> _TASK INSTRUCTIONS_:
Reproduce the entries below in full, word for word.

• • • • •

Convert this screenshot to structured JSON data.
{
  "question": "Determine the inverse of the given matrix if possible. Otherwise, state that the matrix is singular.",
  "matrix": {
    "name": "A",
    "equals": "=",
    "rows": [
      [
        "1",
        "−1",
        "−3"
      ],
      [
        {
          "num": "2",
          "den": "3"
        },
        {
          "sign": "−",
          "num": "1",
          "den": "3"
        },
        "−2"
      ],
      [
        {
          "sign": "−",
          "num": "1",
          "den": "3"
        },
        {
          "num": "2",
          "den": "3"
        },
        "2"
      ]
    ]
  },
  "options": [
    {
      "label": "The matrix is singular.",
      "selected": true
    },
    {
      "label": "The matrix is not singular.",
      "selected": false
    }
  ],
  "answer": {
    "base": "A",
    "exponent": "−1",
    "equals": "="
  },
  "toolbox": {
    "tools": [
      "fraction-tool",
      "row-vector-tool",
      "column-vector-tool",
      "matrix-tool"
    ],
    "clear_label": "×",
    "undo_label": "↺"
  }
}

• • • • •

> _RESULT_:
Convert this screenshot to structured JSON data.
{
  "question": "Determine the inverse of the given matrix if possible. Otherwise, state that the matrix is singular.",
  "matrix": {
    "name": "A",
    "equals": "=",
    "rows": [
      [
        "1",
        "−1",
        "−3"
      ],
      [
        {
          "num": "2",
          "den": "3"
        },
        {
          "sign": "−",
          "num": "1",
          "den": "3"
        },
        "−2"
      ],
      [
        {
          "sign": "−",
          "num": "1",
          "den": "3"
        },
        {
          "num": "2",
          "den": "3"
        },
        "2"
      ]
    ]
  },
  "options": [
    {
      "label": "The matrix is singular.",
      "selected": true
    },
    {
      "label": "The matrix is not singular.",
      "selected": false
    }
  ],
  "answer": {
    "base": "A",
    "exponent": "−1",
    "equals": "="
  },
  "toolbox": {
    "tools": [
      "fraction-tool",
      "row-vector-tool",
      "column-vector-tool",
      "matrix-tool"
    ],
    "clear_label": "×",
    "undo_label": "↺"
  }
}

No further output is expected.